CONSIGNES
1. D'après la critique de Terminator : Dark Fate, pourquoi les deux suites prévues après Genisys n'ont-elles pas vu le jour ? Répondez en une à trois phrases.
2. Indiquez si chacune des affirmations suivantes concorde avec la critique de Terminator : Dark Fate, en citant les mots décisifs de la critique : (a) Sarah Connor et son fils mènent une vie paisible au Guatemala. (b) Dark Fate est le cinquième film de la saga. (c) Le film est chapeauté par Tim Miller.
3. Donnez, s'il vous plaît, la suite de la critique de Terminator : Dark Fate à partir de sa dernière phrase.

SEGMENT DE TEXTE
##############################

Terminator : Dark Fate, mécanique enrayée [Critique]

Le souvenir de Genisys est encore brûlant, mais Hollywood n’attend guère : une énième suite à Terminator sort dans les salles obscures du monde entier, chapeautée par Tim Miller. Les tambours du générique retentissent pour la sixième fois, mais avec la même intensité ?
En 1995, Sarah Connor et son fils ont déjoué les plans de Skynet et sauvé l’humanité. Ils mènent une vie tranquille au Guatemala, jusqu’à ce qu’un T-800 les retrouve et abatte John. Vingt-sept ans plus tard, Daniella Ramos est à son tour traquée par un monstre cybernétique, tout en étant protégée par une humaine « augmentée », Grace. S’engage une course-poursuite qui déterminera le futur.
La dernière fois qu’un film estampillé Terminator vit le jour, il eut pour mission de relancer la franchise. L’initiative Genisys tourna court : l’échec au box-office du projet condamna celui-ci, et les deux suites initialement prévues furent annulées. Toutefois, le bilan négatif n’enterra pas la saga – ce serait mal connaître l’industrie hollywoodienne.

##############################

EXTRAIT DES DONNÉES
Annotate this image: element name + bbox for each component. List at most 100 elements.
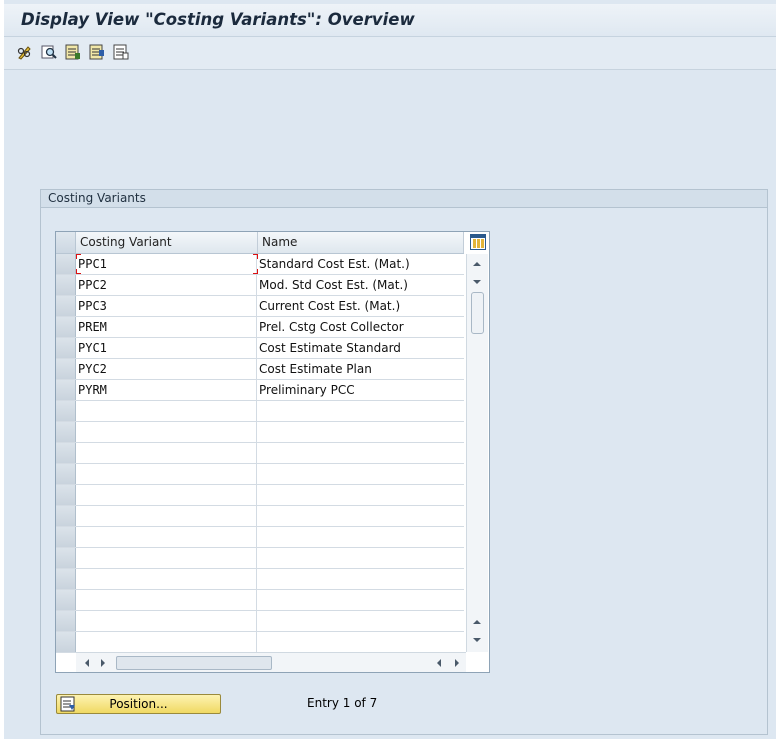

##############################

RÉPONSES
1. Genisys a échoué au box-office, ce qui a condamné le projet. Les deux suites initialement prévues ont donc été annulées.

2.
(a) Oui : « Ils mènent une vie tranquille au Guatemala ».
(b) Non : « Les tambours du générique retentissent pour la sixième fois ».
(c) Oui : « chapeautée par Tim Miller ».

3.
Le nom de James Cameron, éloigné de sa création depuis l’impressionnant Terminator 2, affilié à Dark Fate avait de quoi attiser la curiosité, tout comme le retour de Linda Hamilton au casting. Triste que Tim Miller, à qui reviennent les rennes du blockbuster, délivre un métrage aussi insipide et vain, malgré une pyrotechnie entraînante.
Passé les volets initiaux, avec lesquels Cameron redéfinissait le cinéma d’action et de science-fiction, la série fut malmenée (du tout juste sympathique Le Soulèvement des machines à l’oubliable Renaissance) sans retrouver sa splendeur d’antan. Les films Terminator n’auraient-ils plus rien à raconter, plus rien à offrir au septième art ? Tim Miller apporte une réponse en demi-teinte à ces interrogations. Le problème n’est pas du côté du rythme ou de l’action, des arguments ici défendables. C’est l’absence de propos, de substance, qui tire Dark Fate vers une conclusion amère.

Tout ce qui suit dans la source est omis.